[Short task]
Every line below should be copied exactly; drop the pictures.

[Task input]
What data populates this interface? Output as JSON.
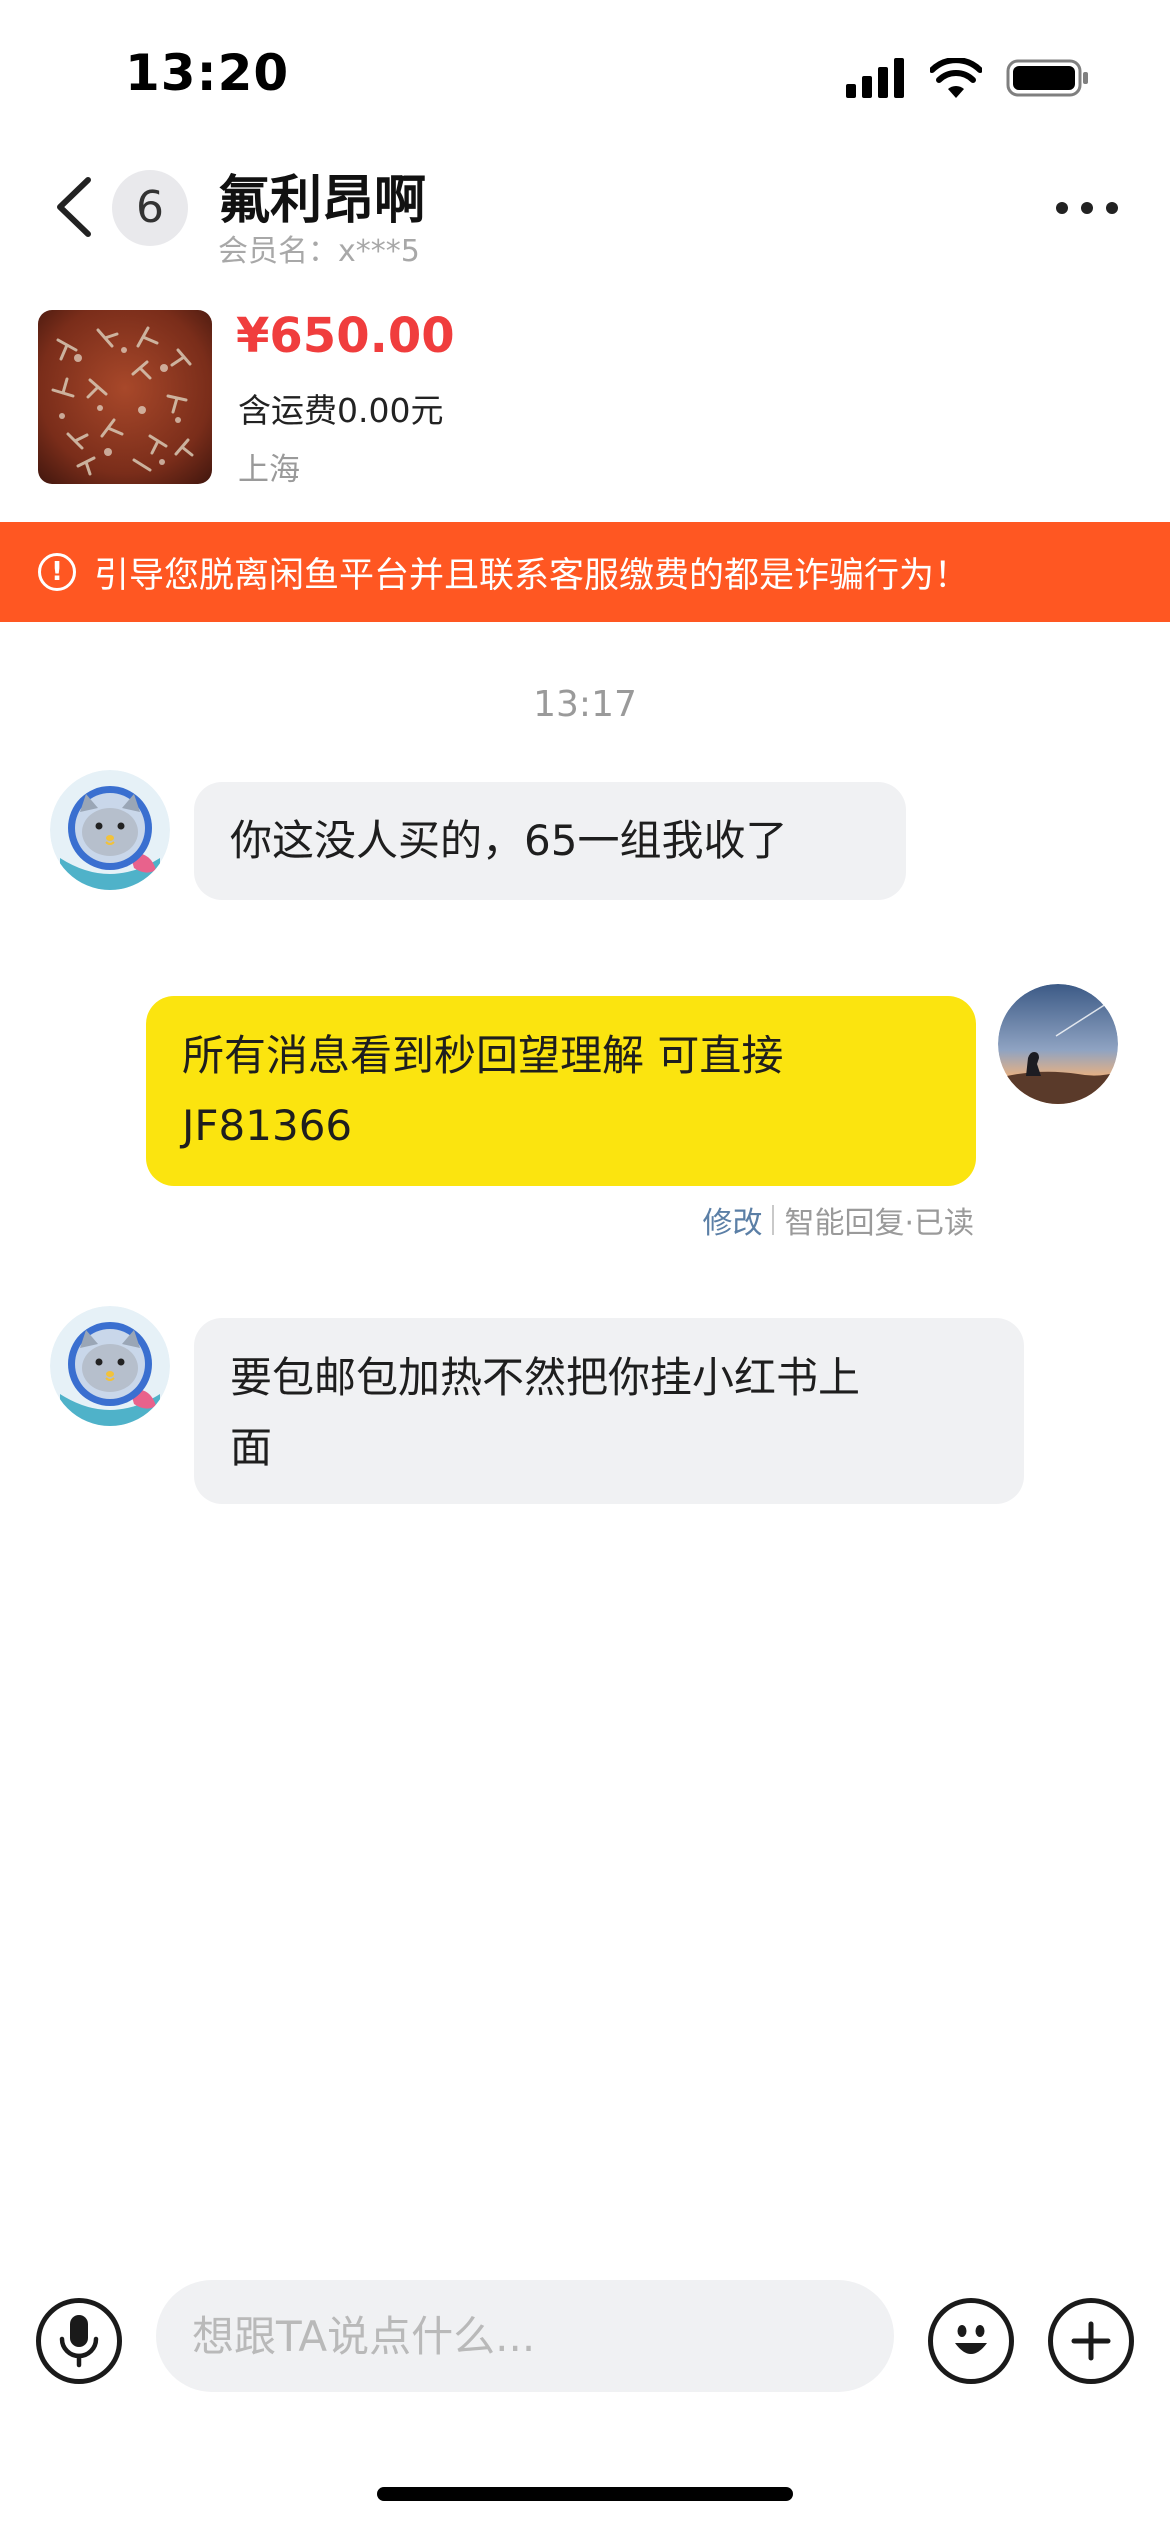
{
  "status_bar": {
    "time": "13:20",
    "icons": [
      "cellular-signal-icon",
      "wifi-icon",
      "battery-icon"
    ]
  },
  "header": {
    "back_icon": "chevron-left-icon",
    "unread_count": "6",
    "contact_name": "氟利昂啊",
    "member_label": "会员名：",
    "member_value": "x***5",
    "more_icon": "more-horizontal-icon"
  },
  "product": {
    "price": "¥650.00",
    "shipping": "含运费0.00元",
    "location": "上海"
  },
  "warning": {
    "icon": "exclamation-circle-icon",
    "text": "引导您脱离闲鱼平台并且联系客服缴费的都是诈骗行为！"
  },
  "chat": {
    "timestamp": "13:17",
    "messages": [
      {
        "direction": "incoming",
        "lines": [
          "你这没人买的，65一组我收了"
        ]
      },
      {
        "direction": "outgoing",
        "lines": [
          "所有消息看到秒回望理解  可直接",
          "JF81366"
        ]
      },
      {
        "direction": "incoming",
        "lines": [
          "要包邮包加热不然把你挂小红书上",
          "面"
        ]
      }
    ],
    "outgoing_meta": {
      "edit_label": "修改",
      "status": "智能回复·已读"
    }
  },
  "input_bar": {
    "voice_icon": "microphone-icon",
    "placeholder": "想跟TA说点什么...",
    "emoji_icon": "emoji-icon",
    "plus_icon": "plus-circle-icon"
  },
  "colors": {
    "warning_bg": "#ff5722",
    "price": "#f03d3d",
    "outgoing_bubble": "#fbe40f",
    "incoming_bubble": "#f0f1f3",
    "edit_link": "#5b7fa6"
  }
}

[Written reply]
What data populates this interface? Output as JSON.
{
  "status_bar": {
    "time": "13:20",
    "icons": [
      "cellular-signal-icon",
      "wifi-icon",
      "battery-icon"
    ]
  },
  "header": {
    "back_icon": "chevron-left-icon",
    "unread_count": "6",
    "contact_name": "氟利昂啊",
    "member_label": "会员名：",
    "member_value": "x***5",
    "more_icon": "more-horizontal-icon"
  },
  "product": {
    "price": "¥650.00",
    "shipping": "含运费0.00元",
    "location": "上海"
  },
  "warning": {
    "icon": "exclamation-circle-icon",
    "text": "引导您脱离闲鱼平台并且联系客服缴费的都是诈骗行为！"
  },
  "chat": {
    "timestamp": "13:17",
    "messages": [
      {
        "direction": "incoming",
        "lines": [
          "你这没人买的，65一组我收了"
        ]
      },
      {
        "direction": "outgoing",
        "lines": [
          "所有消息看到秒回望理解  可直接",
          "JF81366"
        ]
      },
      {
        "direction": "incoming",
        "lines": [
          "要包邮包加热不然把你挂小红书上",
          "面"
        ]
      }
    ],
    "outgoing_meta": {
      "edit_label": "修改",
      "status": "智能回复·已读"
    }
  },
  "input_bar": {
    "voice_icon": "microphone-icon",
    "placeholder": "想跟TA说点什么...",
    "emoji_icon": "emoji-icon",
    "plus_icon": "plus-circle-icon"
  },
  "colors": {
    "warning_bg": "#ff5722",
    "price": "#f03d3d",
    "outgoing_bubble": "#fbe40f",
    "incoming_bubble": "#f0f1f3",
    "edit_link": "#5b7fa6"
  }
}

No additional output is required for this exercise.